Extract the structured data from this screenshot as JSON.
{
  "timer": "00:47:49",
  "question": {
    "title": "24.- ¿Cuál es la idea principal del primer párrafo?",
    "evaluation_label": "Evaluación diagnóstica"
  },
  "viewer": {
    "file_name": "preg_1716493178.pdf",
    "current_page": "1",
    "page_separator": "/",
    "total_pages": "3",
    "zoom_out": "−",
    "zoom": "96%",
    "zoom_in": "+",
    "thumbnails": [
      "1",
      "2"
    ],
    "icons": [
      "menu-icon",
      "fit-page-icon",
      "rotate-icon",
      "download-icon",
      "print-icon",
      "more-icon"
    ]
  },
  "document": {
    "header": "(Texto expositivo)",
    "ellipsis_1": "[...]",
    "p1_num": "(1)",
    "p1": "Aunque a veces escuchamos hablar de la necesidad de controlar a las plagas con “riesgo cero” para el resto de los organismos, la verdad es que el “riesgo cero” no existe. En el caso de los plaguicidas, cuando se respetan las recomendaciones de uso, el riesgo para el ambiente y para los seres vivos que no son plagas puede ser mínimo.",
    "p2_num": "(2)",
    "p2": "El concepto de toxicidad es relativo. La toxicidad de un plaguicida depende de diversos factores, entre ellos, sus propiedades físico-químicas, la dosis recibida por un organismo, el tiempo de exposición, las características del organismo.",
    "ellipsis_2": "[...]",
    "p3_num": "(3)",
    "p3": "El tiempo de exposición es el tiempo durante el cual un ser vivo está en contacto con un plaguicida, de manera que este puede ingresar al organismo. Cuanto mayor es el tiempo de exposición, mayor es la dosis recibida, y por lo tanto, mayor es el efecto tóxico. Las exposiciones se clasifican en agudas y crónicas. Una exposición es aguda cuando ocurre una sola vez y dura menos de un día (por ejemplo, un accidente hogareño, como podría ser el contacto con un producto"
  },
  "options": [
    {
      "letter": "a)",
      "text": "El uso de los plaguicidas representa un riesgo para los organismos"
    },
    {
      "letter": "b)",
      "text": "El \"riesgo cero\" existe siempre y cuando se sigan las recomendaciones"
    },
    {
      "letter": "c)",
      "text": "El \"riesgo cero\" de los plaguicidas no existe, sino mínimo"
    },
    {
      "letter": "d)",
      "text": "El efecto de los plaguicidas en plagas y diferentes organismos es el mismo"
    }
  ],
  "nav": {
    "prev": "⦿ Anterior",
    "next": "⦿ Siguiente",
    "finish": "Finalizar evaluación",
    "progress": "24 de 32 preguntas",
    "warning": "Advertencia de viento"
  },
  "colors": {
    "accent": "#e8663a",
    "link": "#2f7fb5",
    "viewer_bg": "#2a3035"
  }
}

Work to be completed
What is needed here is an exact reproduction of all the entries.

Result for this exercise
Extract the structured data from this screenshot as JSON.
{
  "timer": "00:47:49",
  "question": {
    "title": "24.- ¿Cuál es la idea principal del primer párrafo?",
    "evaluation_label": "Evaluación diagnóstica"
  },
  "viewer": {
    "file_name": "preg_1716493178.pdf",
    "current_page": "1",
    "page_separator": "/",
    "total_pages": "3",
    "zoom_out": "−",
    "zoom": "96%",
    "zoom_in": "+",
    "thumbnails": [
      "1",
      "2"
    ],
    "icons": [
      "menu-icon",
      "fit-page-icon",
      "rotate-icon",
      "download-icon",
      "print-icon",
      "more-icon"
    ]
  },
  "document": {
    "header": "(Texto expositivo)",
    "ellipsis_1": "[...]",
    "p1_num": "(1)",
    "p1": "Aunque a veces escuchamos hablar de la necesidad de controlar a las plagas con “riesgo cero” para el resto de los organismos, la verdad es que el “riesgo cero” no existe. En el caso de los plaguicidas, cuando se respetan las recomendaciones de uso, el riesgo para el ambiente y para los seres vivos que no son plagas puede ser mínimo.",
    "p2_num": "(2)",
    "p2": "El concepto de toxicidad es relativo. La toxicidad de un plaguicida depende de diversos factores, entre ellos, sus propiedades físico-químicas, la dosis recibida por un organismo, el tiempo de exposición, las características del organismo.",
    "ellipsis_2": "[...]",
    "p3_num": "(3)",
    "p3": "El tiempo de exposición es el tiempo durante el cual un ser vivo está en contacto con un plaguicida, de manera que este puede ingresar al organismo. Cuanto mayor es el tiempo de exposición, mayor es la dosis recibida, y por lo tanto, mayor es el efecto tóxico. Las exposiciones se clasifican en agudas y crónicas. Una exposición es aguda cuando ocurre una sola vez y dura menos de un día (por ejemplo, un accidente hogareño, como podría ser el contacto con un producto"
  },
  "options": [
    {
      "letter": "a)",
      "text": "El uso de los plaguicidas representa un riesgo para los organismos"
    },
    {
      "letter": "b)",
      "text": "El \"riesgo cero\" existe siempre y cuando se sigan las recomendaciones"
    },
    {
      "letter": "c)",
      "text": "El \"riesgo cero\" de los plaguicidas no existe, sino mínimo"
    },
    {
      "letter": "d)",
      "text": "El efecto de los plaguicidas en plagas y diferentes organismos es el mismo"
    }
  ],
  "nav": {
    "prev": "⦿ Anterior",
    "next": "⦿ Siguiente",
    "finish": "Finalizar evaluación",
    "progress": "24 de 32 preguntas",
    "warning": "Advertencia de viento"
  },
  "colors": {
    "accent": "#e8663a",
    "link": "#2f7fb5",
    "viewer_bg": "#2a3035"
  }
}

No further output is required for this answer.